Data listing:
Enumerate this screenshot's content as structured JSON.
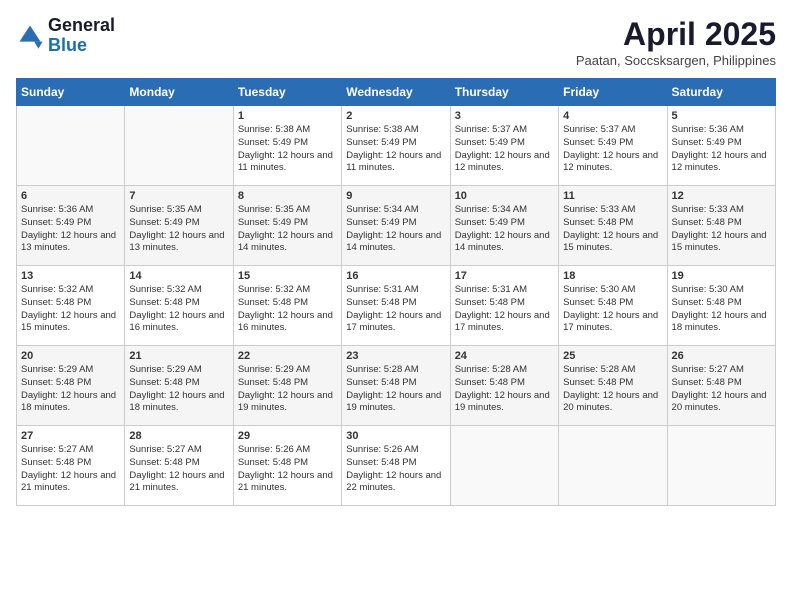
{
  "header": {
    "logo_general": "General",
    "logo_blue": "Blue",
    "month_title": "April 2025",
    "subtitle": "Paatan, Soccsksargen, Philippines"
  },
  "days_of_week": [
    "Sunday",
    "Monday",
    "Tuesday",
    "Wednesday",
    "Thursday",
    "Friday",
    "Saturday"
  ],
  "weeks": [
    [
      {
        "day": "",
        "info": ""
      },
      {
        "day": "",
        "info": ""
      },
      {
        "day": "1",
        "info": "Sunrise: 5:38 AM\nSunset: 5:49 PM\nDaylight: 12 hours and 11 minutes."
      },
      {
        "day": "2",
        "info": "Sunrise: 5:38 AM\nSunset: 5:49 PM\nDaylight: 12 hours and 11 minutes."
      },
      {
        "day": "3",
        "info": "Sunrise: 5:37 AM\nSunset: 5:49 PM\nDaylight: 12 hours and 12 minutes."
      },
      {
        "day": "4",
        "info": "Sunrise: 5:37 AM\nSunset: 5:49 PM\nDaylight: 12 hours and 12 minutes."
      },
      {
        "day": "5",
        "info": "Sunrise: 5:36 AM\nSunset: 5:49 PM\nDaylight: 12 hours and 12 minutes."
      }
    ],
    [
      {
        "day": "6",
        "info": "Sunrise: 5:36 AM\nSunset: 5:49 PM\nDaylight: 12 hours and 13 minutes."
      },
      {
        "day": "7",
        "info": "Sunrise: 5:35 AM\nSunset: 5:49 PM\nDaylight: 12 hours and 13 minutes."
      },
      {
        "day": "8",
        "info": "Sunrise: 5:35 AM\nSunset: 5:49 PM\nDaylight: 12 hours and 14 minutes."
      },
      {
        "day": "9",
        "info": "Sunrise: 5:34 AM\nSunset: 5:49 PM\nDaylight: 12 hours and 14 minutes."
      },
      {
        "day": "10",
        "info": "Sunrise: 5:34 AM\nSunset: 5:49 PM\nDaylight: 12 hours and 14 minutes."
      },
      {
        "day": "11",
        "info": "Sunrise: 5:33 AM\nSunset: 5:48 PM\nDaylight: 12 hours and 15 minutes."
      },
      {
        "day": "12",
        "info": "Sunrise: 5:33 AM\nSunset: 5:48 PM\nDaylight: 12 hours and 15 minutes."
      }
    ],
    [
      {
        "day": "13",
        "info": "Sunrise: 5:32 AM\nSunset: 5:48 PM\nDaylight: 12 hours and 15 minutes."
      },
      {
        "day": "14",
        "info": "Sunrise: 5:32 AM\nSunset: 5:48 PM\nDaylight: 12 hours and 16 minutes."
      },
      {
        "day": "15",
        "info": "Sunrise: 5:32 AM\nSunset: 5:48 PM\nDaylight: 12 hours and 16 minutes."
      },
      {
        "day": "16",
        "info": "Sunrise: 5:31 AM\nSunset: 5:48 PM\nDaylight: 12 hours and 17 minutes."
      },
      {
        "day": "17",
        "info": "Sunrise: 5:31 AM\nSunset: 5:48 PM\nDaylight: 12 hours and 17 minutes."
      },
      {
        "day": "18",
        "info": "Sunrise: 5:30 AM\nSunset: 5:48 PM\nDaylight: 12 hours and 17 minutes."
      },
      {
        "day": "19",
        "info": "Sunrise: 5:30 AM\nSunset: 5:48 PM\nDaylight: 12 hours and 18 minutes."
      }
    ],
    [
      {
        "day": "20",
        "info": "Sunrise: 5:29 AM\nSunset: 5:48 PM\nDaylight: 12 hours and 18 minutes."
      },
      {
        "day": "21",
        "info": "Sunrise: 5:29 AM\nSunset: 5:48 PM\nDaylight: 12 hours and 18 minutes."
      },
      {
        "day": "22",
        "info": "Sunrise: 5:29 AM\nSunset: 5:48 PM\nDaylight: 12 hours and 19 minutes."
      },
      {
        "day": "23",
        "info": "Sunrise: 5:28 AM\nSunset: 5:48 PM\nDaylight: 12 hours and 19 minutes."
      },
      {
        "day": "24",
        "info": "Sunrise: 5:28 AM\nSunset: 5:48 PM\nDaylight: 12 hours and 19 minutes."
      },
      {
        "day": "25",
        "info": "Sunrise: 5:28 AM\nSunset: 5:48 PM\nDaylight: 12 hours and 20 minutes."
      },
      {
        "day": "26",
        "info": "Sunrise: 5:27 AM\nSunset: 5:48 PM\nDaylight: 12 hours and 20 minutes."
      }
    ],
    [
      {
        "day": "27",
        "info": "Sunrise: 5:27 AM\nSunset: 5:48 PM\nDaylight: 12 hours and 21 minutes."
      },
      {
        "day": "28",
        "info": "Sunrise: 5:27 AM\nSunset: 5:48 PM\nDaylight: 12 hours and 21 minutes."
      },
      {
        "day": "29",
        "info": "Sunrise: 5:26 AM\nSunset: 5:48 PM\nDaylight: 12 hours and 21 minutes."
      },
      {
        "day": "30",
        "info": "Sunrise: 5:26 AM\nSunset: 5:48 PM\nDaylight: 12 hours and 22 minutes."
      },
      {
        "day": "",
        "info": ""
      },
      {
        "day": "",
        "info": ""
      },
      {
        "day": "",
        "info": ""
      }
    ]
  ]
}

▸ Task directions:
All the lines above are to be reproduced exactly, except the pictures.

▸ Full solution:
Enumerate this screenshot's content as structured JSON.
{
  "header": {
    "logo_general": "General",
    "logo_blue": "Blue",
    "month_title": "April 2025",
    "subtitle": "Paatan, Soccsksargen, Philippines"
  },
  "days_of_week": [
    "Sunday",
    "Monday",
    "Tuesday",
    "Wednesday",
    "Thursday",
    "Friday",
    "Saturday"
  ],
  "weeks": [
    [
      {
        "day": "",
        "info": ""
      },
      {
        "day": "",
        "info": ""
      },
      {
        "day": "1",
        "info": "Sunrise: 5:38 AM\nSunset: 5:49 PM\nDaylight: 12 hours and 11 minutes."
      },
      {
        "day": "2",
        "info": "Sunrise: 5:38 AM\nSunset: 5:49 PM\nDaylight: 12 hours and 11 minutes."
      },
      {
        "day": "3",
        "info": "Sunrise: 5:37 AM\nSunset: 5:49 PM\nDaylight: 12 hours and 12 minutes."
      },
      {
        "day": "4",
        "info": "Sunrise: 5:37 AM\nSunset: 5:49 PM\nDaylight: 12 hours and 12 minutes."
      },
      {
        "day": "5",
        "info": "Sunrise: 5:36 AM\nSunset: 5:49 PM\nDaylight: 12 hours and 12 minutes."
      }
    ],
    [
      {
        "day": "6",
        "info": "Sunrise: 5:36 AM\nSunset: 5:49 PM\nDaylight: 12 hours and 13 minutes."
      },
      {
        "day": "7",
        "info": "Sunrise: 5:35 AM\nSunset: 5:49 PM\nDaylight: 12 hours and 13 minutes."
      },
      {
        "day": "8",
        "info": "Sunrise: 5:35 AM\nSunset: 5:49 PM\nDaylight: 12 hours and 14 minutes."
      },
      {
        "day": "9",
        "info": "Sunrise: 5:34 AM\nSunset: 5:49 PM\nDaylight: 12 hours and 14 minutes."
      },
      {
        "day": "10",
        "info": "Sunrise: 5:34 AM\nSunset: 5:49 PM\nDaylight: 12 hours and 14 minutes."
      },
      {
        "day": "11",
        "info": "Sunrise: 5:33 AM\nSunset: 5:48 PM\nDaylight: 12 hours and 15 minutes."
      },
      {
        "day": "12",
        "info": "Sunrise: 5:33 AM\nSunset: 5:48 PM\nDaylight: 12 hours and 15 minutes."
      }
    ],
    [
      {
        "day": "13",
        "info": "Sunrise: 5:32 AM\nSunset: 5:48 PM\nDaylight: 12 hours and 15 minutes."
      },
      {
        "day": "14",
        "info": "Sunrise: 5:32 AM\nSunset: 5:48 PM\nDaylight: 12 hours and 16 minutes."
      },
      {
        "day": "15",
        "info": "Sunrise: 5:32 AM\nSunset: 5:48 PM\nDaylight: 12 hours and 16 minutes."
      },
      {
        "day": "16",
        "info": "Sunrise: 5:31 AM\nSunset: 5:48 PM\nDaylight: 12 hours and 17 minutes."
      },
      {
        "day": "17",
        "info": "Sunrise: 5:31 AM\nSunset: 5:48 PM\nDaylight: 12 hours and 17 minutes."
      },
      {
        "day": "18",
        "info": "Sunrise: 5:30 AM\nSunset: 5:48 PM\nDaylight: 12 hours and 17 minutes."
      },
      {
        "day": "19",
        "info": "Sunrise: 5:30 AM\nSunset: 5:48 PM\nDaylight: 12 hours and 18 minutes."
      }
    ],
    [
      {
        "day": "20",
        "info": "Sunrise: 5:29 AM\nSunset: 5:48 PM\nDaylight: 12 hours and 18 minutes."
      },
      {
        "day": "21",
        "info": "Sunrise: 5:29 AM\nSunset: 5:48 PM\nDaylight: 12 hours and 18 minutes."
      },
      {
        "day": "22",
        "info": "Sunrise: 5:29 AM\nSunset: 5:48 PM\nDaylight: 12 hours and 19 minutes."
      },
      {
        "day": "23",
        "info": "Sunrise: 5:28 AM\nSunset: 5:48 PM\nDaylight: 12 hours and 19 minutes."
      },
      {
        "day": "24",
        "info": "Sunrise: 5:28 AM\nSunset: 5:48 PM\nDaylight: 12 hours and 19 minutes."
      },
      {
        "day": "25",
        "info": "Sunrise: 5:28 AM\nSunset: 5:48 PM\nDaylight: 12 hours and 20 minutes."
      },
      {
        "day": "26",
        "info": "Sunrise: 5:27 AM\nSunset: 5:48 PM\nDaylight: 12 hours and 20 minutes."
      }
    ],
    [
      {
        "day": "27",
        "info": "Sunrise: 5:27 AM\nSunset: 5:48 PM\nDaylight: 12 hours and 21 minutes."
      },
      {
        "day": "28",
        "info": "Sunrise: 5:27 AM\nSunset: 5:48 PM\nDaylight: 12 hours and 21 minutes."
      },
      {
        "day": "29",
        "info": "Sunrise: 5:26 AM\nSunset: 5:48 PM\nDaylight: 12 hours and 21 minutes."
      },
      {
        "day": "30",
        "info": "Sunrise: 5:26 AM\nSunset: 5:48 PM\nDaylight: 12 hours and 22 minutes."
      },
      {
        "day": "",
        "info": ""
      },
      {
        "day": "",
        "info": ""
      },
      {
        "day": "",
        "info": ""
      }
    ]
  ]
}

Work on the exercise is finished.